DATA LISTING:
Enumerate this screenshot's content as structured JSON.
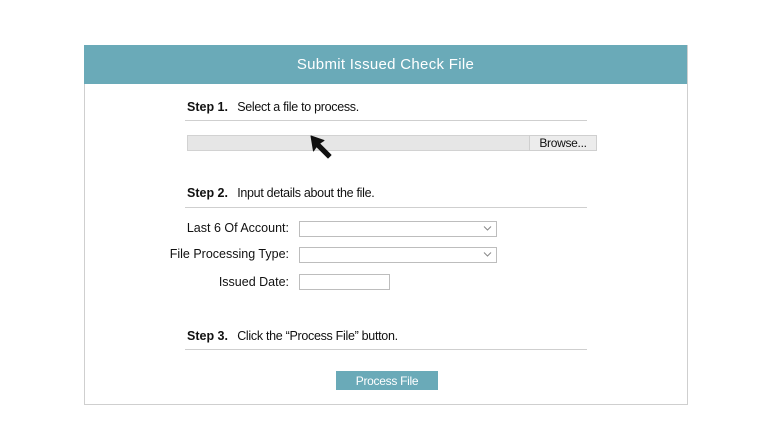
{
  "header": {
    "title": "Submit Issued Check File"
  },
  "steps": [
    {
      "number": "Step 1.",
      "text": "Select a file to process."
    },
    {
      "number": "Step 2.",
      "text": "Input details about the file."
    },
    {
      "number": "Step 3.",
      "text": "Click the “Process File” button."
    }
  ],
  "file_picker": {
    "value": "",
    "browse_label": "Browse..."
  },
  "fields": {
    "account": {
      "label": "Last 6 Of Account:",
      "value": ""
    },
    "processing_type": {
      "label": "File Processing Type:",
      "value": ""
    },
    "issued_date": {
      "label": "Issued Date:",
      "value": ""
    }
  },
  "actions": {
    "process_label": "Process File"
  },
  "icons": {
    "cursor": "mouse-pointer-icon",
    "dropdown": "chevron-down-icon"
  },
  "colors": {
    "accent": "#6aaab8",
    "border": "#cfcfcf"
  }
}
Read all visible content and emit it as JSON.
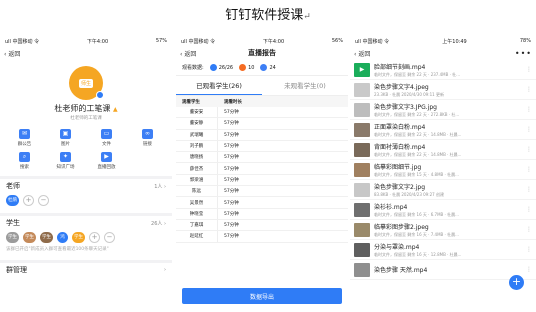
{
  "doc_title": "钉钉软件授课",
  "doc_return_mark": "↵",
  "phone1": {
    "status": {
      "carrier": "ull 中国移动 令",
      "time": "下午4:00",
      "battery": "57%"
    },
    "back_label": "返回",
    "avatar_text": "师生",
    "group_name": "杜老师的工笔课",
    "group_tag": "▲",
    "group_sub": "杜老师的工笔课",
    "features": [
      {
        "label": "群公告",
        "icon": "megaphone-icon",
        "glyph": "✉"
      },
      {
        "label": "图片",
        "icon": "image-icon",
        "glyph": "▣"
      },
      {
        "label": "文件",
        "icon": "folder-icon",
        "glyph": "▭"
      },
      {
        "label": "链接",
        "icon": "link-icon",
        "glyph": "∞"
      },
      {
        "label": "搜索",
        "icon": "search-icon",
        "glyph": "⌕"
      },
      {
        "label": "知识广场",
        "icon": "knowledge-icon",
        "glyph": "✦"
      },
      {
        "label": "直播回放",
        "icon": "playback-icon",
        "glyph": "▶"
      }
    ],
    "teacher_section": {
      "label": "老师",
      "count": "1人 ›",
      "chip": "杜鹃"
    },
    "student_section": {
      "label": "学生",
      "count": "26人 ›",
      "chips": [
        "学生",
        "学生",
        "学生",
        "鸿",
        "学生"
      ]
    },
    "notice": "该群已开启\"新成员入群可查看最近100条聊天记录\"",
    "manage_label": "群管理",
    "manage_arrow": "›",
    "colors": {
      "accent": "#2f7cf6",
      "avatar": "#f5a623"
    }
  },
  "phone2": {
    "status": {
      "carrier": "ull 中国移动 令",
      "time": "下午4:00",
      "battery": "56%"
    },
    "back_label": "返回",
    "title": "直播报告",
    "stats_label": "观看数据:",
    "viewed": "26/26",
    "likes": "10",
    "comments": "24",
    "tabs": [
      "已观看学生(26)",
      "未观看学生(0)"
    ],
    "col_headers": [
      "观看学生",
      "观看时长"
    ],
    "rows": [
      {
        "name": "董安安",
        "duration": "57分钟"
      },
      {
        "name": "董安静",
        "duration": "57分钟"
      },
      {
        "name": "武瑞曦",
        "duration": "57分钟"
      },
      {
        "name": "刘子鹏",
        "duration": "57分钟"
      },
      {
        "name": "唐晓扬",
        "duration": "57分钟"
      },
      {
        "name": "薛佳杰",
        "duration": "57分钟"
      },
      {
        "name": "郭梁涵",
        "duration": "57分钟"
      },
      {
        "name": "陈远",
        "duration": "57分钟"
      },
      {
        "name": "吴景然",
        "duration": "57分钟"
      },
      {
        "name": "钟晓莹",
        "duration": "57分钟"
      },
      {
        "name": "丁嘉琪",
        "duration": "57分钟"
      },
      {
        "name": "赵延红",
        "duration": "57分钟"
      }
    ],
    "export_label": "数据导出"
  },
  "phone3": {
    "status": {
      "carrier": "ull 中国移动 令",
      "time": "上午10:49",
      "battery": "78%"
    },
    "back_label": "返回",
    "more": "•••",
    "files": [
      {
        "name": "脸部细节刻画.mp4",
        "meta": "临时文件，保留至 剩余 22 天 · 237.4MB · 杜...",
        "thumb": "#1aad5a",
        "glyph": "▶"
      },
      {
        "name": "染色步骤文字4.jpeg",
        "meta": "23.3KB · 杜晨 2020/4/30 09:11 更新",
        "thumb": "#c9c9c9",
        "glyph": ""
      },
      {
        "name": "染色步骤文字3.JPG.jpg",
        "meta": "临时文件，保留至 剩余 22 天 · 272.8KB · 杜...",
        "thumb": "#bdbdbd",
        "glyph": ""
      },
      {
        "name": "正面罩染白粉.mp4",
        "meta": "临时文件，保留至 剩余 22 天 · 14.8MB · 杜晨...",
        "thumb": "#8a7a6a",
        "glyph": ""
      },
      {
        "name": "背面衬薄白粉.mp4",
        "meta": "临时文件，保留至 剩余 22 天 · 14.8MB · 杜晨...",
        "thumb": "#7a6a5a",
        "glyph": ""
      },
      {
        "name": "临摹彩图细节.jpg",
        "meta": "临时文件，保留至 剩余 15 天 · 4.8MB · 杜晨...",
        "thumb": "#a08060",
        "glyph": ""
      },
      {
        "name": "染色步骤文字2.jpg",
        "meta": "83.8KB · 杜晨 2020/4/23 09:27 创建",
        "thumb": "#c7c7c7",
        "glyph": ""
      },
      {
        "name": "染衫衫.mp4",
        "meta": "临时文件，保留至 剩余 16 天 · 6.7MB · 杜晨...",
        "thumb": "#6f6f6f",
        "glyph": ""
      },
      {
        "name": "临摹彩图步骤2.jpeg",
        "meta": "临时文件，保留至 剩余 16 天 · 7.4MB · 杜晨...",
        "thumb": "#9a8a6a",
        "glyph": ""
      },
      {
        "name": "分染与罩染.mp4",
        "meta": "临时文件，保留至 剩余 16 天 · 12.8MB · 杜晨...",
        "thumb": "#5f5f5f",
        "glyph": ""
      },
      {
        "name": "染色步骤 天然.mp4",
        "meta": "",
        "thumb": "#8f8f8f",
        "glyph": ""
      }
    ],
    "fab": "+"
  }
}
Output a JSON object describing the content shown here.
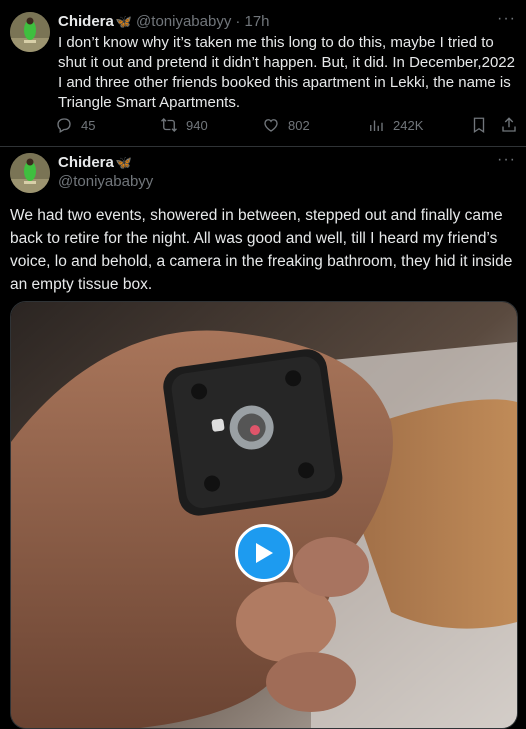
{
  "tweet1": {
    "name": "Chidera",
    "name_emoji": "🦋",
    "handle": "@toniyababyy",
    "time": "· 17h",
    "text": "I don’t know why it’s taken me this long to do this, maybe I tried to shut it out and pretend it didn’t happen. But, it did. In December,2022 I and three other friends booked this apartment in Lekki, the name is Triangle Smart Apartments.",
    "replies": "45",
    "retweets": "940",
    "likes": "802",
    "views": "242K"
  },
  "tweet2": {
    "name": "Chidera",
    "name_emoji": "🦋",
    "handle": "@toniyababyy",
    "text": "We had two events, showered in between, stepped out and finally came back to retire for the night. All was good and well, till I heard my friend’s voice, lo and behold, a camera in the freaking bathroom, they hid it inside an empty tissue box."
  },
  "colors": {
    "accent": "#1d9bf0",
    "background": "#000000",
    "text": "#e7e9ea",
    "muted": "#71767b",
    "divider": "#2f3336"
  },
  "icons": [
    "more-icon",
    "reply-icon",
    "retweet-icon",
    "like-icon",
    "views-icon",
    "bookmark-icon",
    "share-icon",
    "play-icon",
    "butterfly-icon"
  ]
}
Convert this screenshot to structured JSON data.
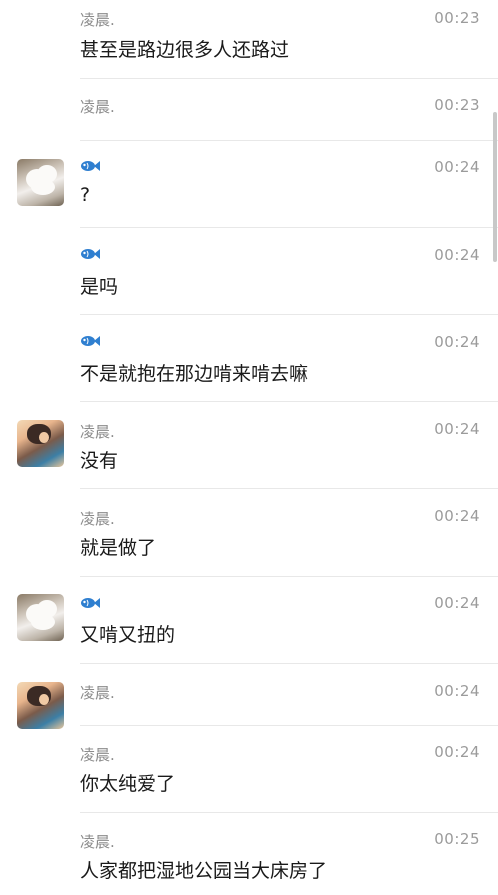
{
  "messages": [
    {
      "sender": "凌晨.",
      "time": "00:23",
      "text": "甚至是路边很多人还路过",
      "avatar": "none"
    },
    {
      "sender": "凌晨.",
      "time": "00:23",
      "text": "",
      "avatar": "none"
    },
    {
      "sender": "fish-icon",
      "time": "00:24",
      "text": "?",
      "avatar": "flower"
    },
    {
      "sender": "fish-icon",
      "time": "00:24",
      "text": "是吗",
      "avatar": "none"
    },
    {
      "sender": "fish-icon",
      "time": "00:24",
      "text": "不是就抱在那边啃来啃去嘛",
      "avatar": "none"
    },
    {
      "sender": "凌晨.",
      "time": "00:24",
      "text": "没有",
      "avatar": "girl"
    },
    {
      "sender": "凌晨.",
      "time": "00:24",
      "text": "就是做了",
      "avatar": "none"
    },
    {
      "sender": "fish-icon",
      "time": "00:24",
      "text": "又啃又扭的",
      "avatar": "flower"
    },
    {
      "sender": "凌晨.",
      "time": "00:24",
      "text": "",
      "avatar": "girl"
    },
    {
      "sender": "凌晨.",
      "time": "00:24",
      "text": "你太纯爱了",
      "avatar": "none"
    },
    {
      "sender": "凌晨.",
      "time": "00:25",
      "text": "人家都把湿地公园当大床房了",
      "avatar": "none"
    }
  ],
  "colors": {
    "background": "#ffffff",
    "name": "#8c8c8c",
    "time": "#9b9b9b",
    "text": "#1a1a1a",
    "divider": "#e8e8e8",
    "fish": "#2f7fd0"
  }
}
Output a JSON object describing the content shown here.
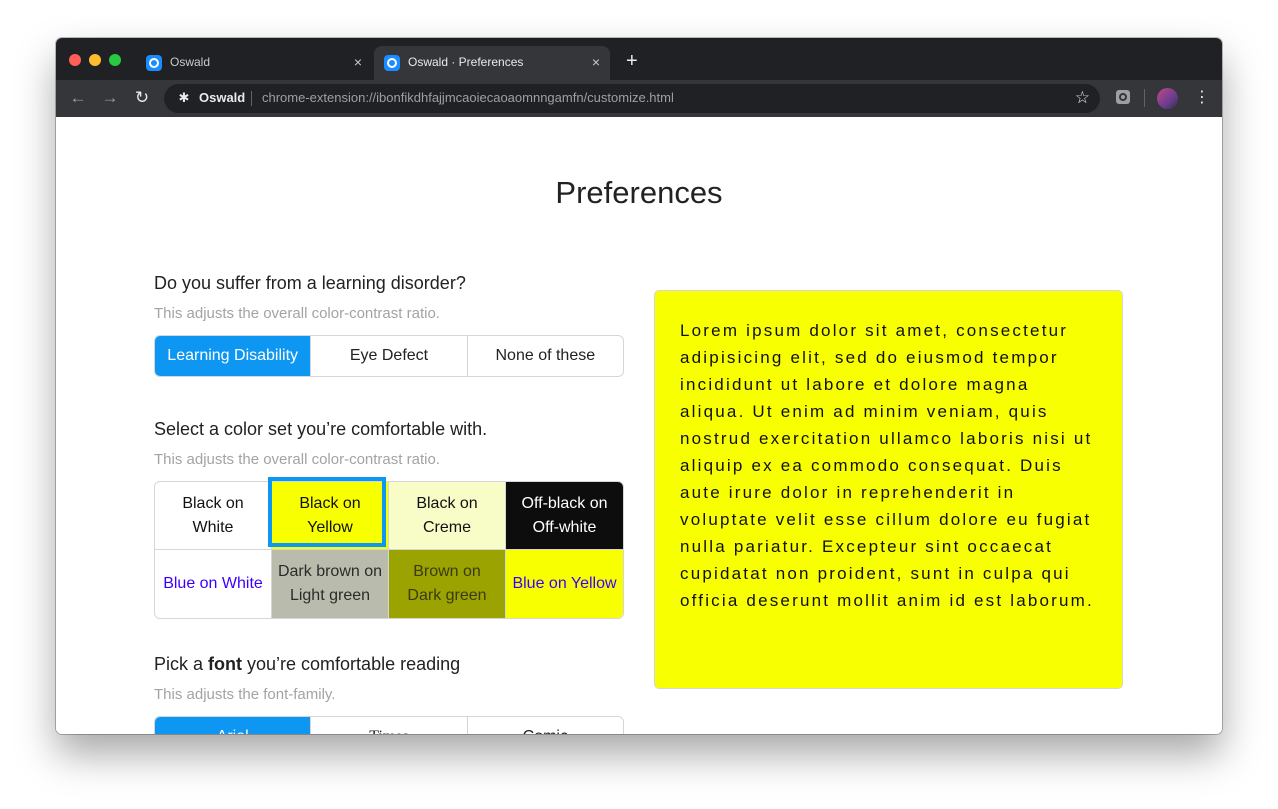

STATED EXERCISE: Check every line in the material above for the string "临时文件", then give only the number of lines that have it.

WORKED SOLUTION: 8